*Requirement*: All of the lines below are to be transcribed faithfully, with pictures excluded from the copy.

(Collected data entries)
** start **
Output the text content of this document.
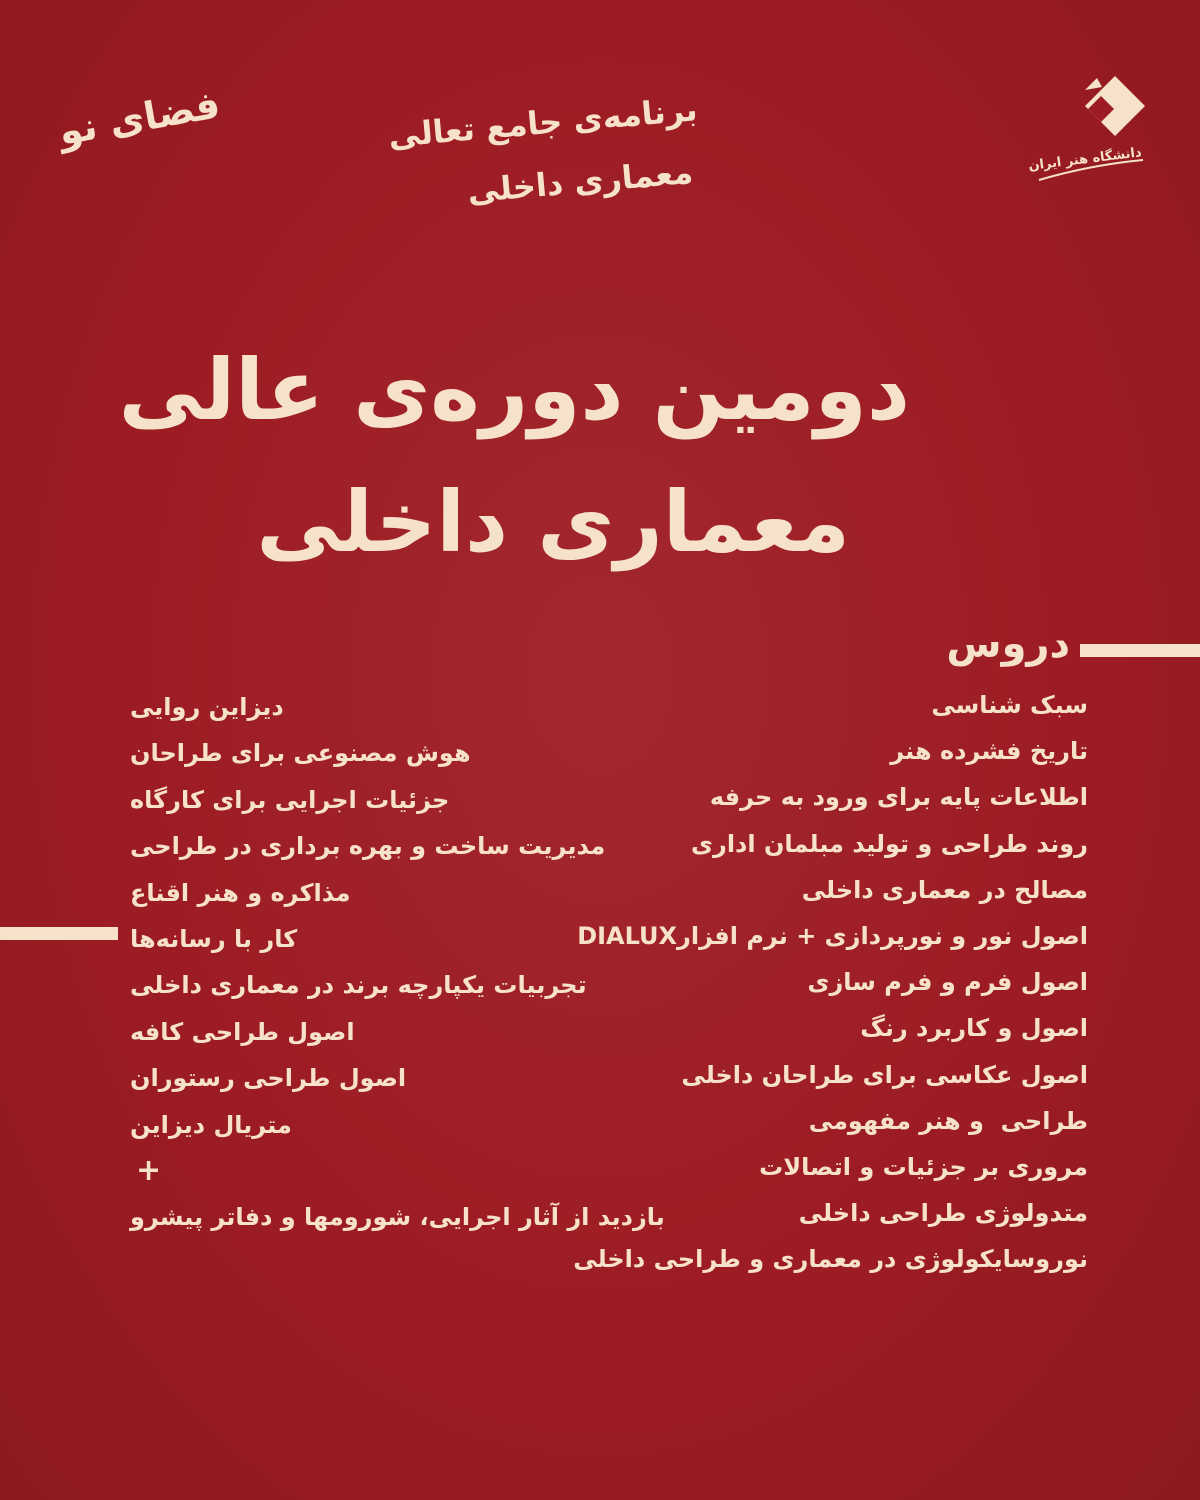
فضای نو	برنامه‌ی جامع تعالی
معماری داخلی	دانشگاه هنر ایران
دومین دوره‌ی عالی
معماری داخلی
دروس
سبک شناسی
تاریخ فشرده هنر
اطلاعات پایه برای ورود به حرفه
روند طراحی و تولید مبلمان اداری
مصالح در معماری داخلی
اصول نور و نورپردازی + نرم افزارDIALUX
اصول فرم و فرم سازی
اصول و کاربرد رنگ
اصول عکاسی برای طراحان داخلی
طراحی  و هنر مفهومی
مروری بر جزئیات و اتصالات
متدولوژی طراحی داخلی
نوروسایکولوژی در معماری و طراحی داخلی
دیزاین روایی
هوش مصنوعی برای طراحان
جزئیات اجرایی برای کارگاه
مدیریت ساخت و بهره برداری در طراحی
مذاکره و هنر اقناع
کار با رسانه‌ها
تجربیات یکپارچه برند در معماری داخلی
اصول طراحی کافه
اصول طراحی رستوران
متریال دیزاین
+
بازدید از آثار اجرایی، شورومها و دفاتر پیشرو
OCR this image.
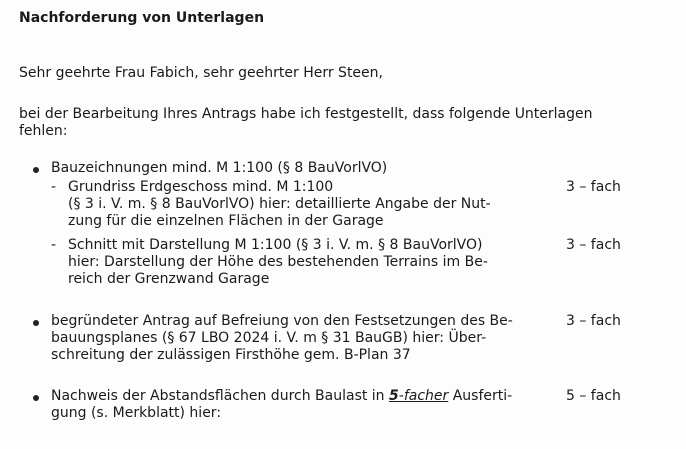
Nachforderung von Unterlagen
Sehr geehrte Frau Fabich, sehr geehrter Herr Steen,
bei der Bearbeitung Ihres Antrags habe ich festgestellt, dass folgende Unterlagen
fehlen:
Bauzeichnungen mind. M 1:100 (§ 8 BauVorlVO)
- Grundriss Erdgeschoss mind. M 1:100	3 – fach
(§ 3 i. V. m. § 8 BauVorlVO) hier: detaillierte Angabe der Nut-
zung für die einzelnen Flächen in der Garage
- Schnitt mit Darstellung M 1:100 (§ 3 i. V. m. § 8 BauVorlVO)	3 – fach
hier: Darstellung der Höhe des bestehenden Terrains im Be-
reich der Grenzwand Garage
begründeter Antrag auf Befreiung von den Festsetzungen des Be-	3 – fach
bauungsplanes (§ 67 LBO 2024 i. V. m § 31 BauGB) hier: Über-
schreitung der zulässigen Firsthöhe gem. B-Plan 37
Nachweis der Abstandsflächen durch Baulast in 5-facher Ausferti-	5 – fach
gung (s. Merkblatt) hier:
** end **
*Complete output*:
Output the text content of this document.
فضای نو	برنامه‌ی جامع تعالی
معماری داخلی	دانشگاه هنر ایران
دومین دوره‌ی عالی
معماری داخلی
دروس
سبک شناسی
تاریخ فشرده هنر
اطلاعات پایه برای ورود به حرفه
روند طراحی و تولید مبلمان اداری
مصالح در معماری داخلی
اصول نور و نورپردازی + نرم افزارDIALUX
اصول فرم و فرم سازی
اصول و کاربرد رنگ
اصول عکاسی برای طراحان داخلی
طراحی  و هنر مفهومی
مروری بر جزئیات و اتصالات
متدولوژی طراحی داخلی
نوروسایکولوژی در معماری و طراحی داخلی
دیزاین روایی
هوش مصنوعی برای طراحان
جزئیات اجرایی برای کارگاه
مدیریت ساخت و بهره برداری در طراحی
مذاکره و هنر اقناع
کار با رسانه‌ها
تجربیات یکپارچه برند در معماری داخلی
اصول طراحی کافه
اصول طراحی رستوران
متریال دیزاین
+
بازدید از آثار اجرایی، شورومها و دفاتر پیشرو
OCR this image.
Nachforderung von Unterlagen
Sehr geehrte Frau Fabich, sehr geehrter Herr Steen,
bei der Bearbeitung Ihres Antrags habe ich festgestellt, dass folgende Unterlagen
fehlen:
Bauzeichnungen mind. M 1:100 (§ 8 BauVorlVO)
- Grundriss Erdgeschoss mind. M 1:100	3 – fach
(§ 3 i. V. m. § 8 BauVorlVO) hier: detaillierte Angabe der Nut-
zung für die einzelnen Flächen in der Garage
- Schnitt mit Darstellung M 1:100 (§ 3 i. V. m. § 8 BauVorlVO)	3 – fach
hier: Darstellung der Höhe des bestehenden Terrains im Be-
reich der Grenzwand Garage
begründeter Antrag auf Befreiung von den Festsetzungen des Be-	3 – fach
bauungsplanes (§ 67 LBO 2024 i. V. m § 31 BauGB) hier: Über-
schreitung der zulässigen Firsthöhe gem. B-Plan 37
Nachweis der Abstandsflächen durch Baulast in 5-facher Ausferti-	5 – fach
gung (s. Merkblatt) hier:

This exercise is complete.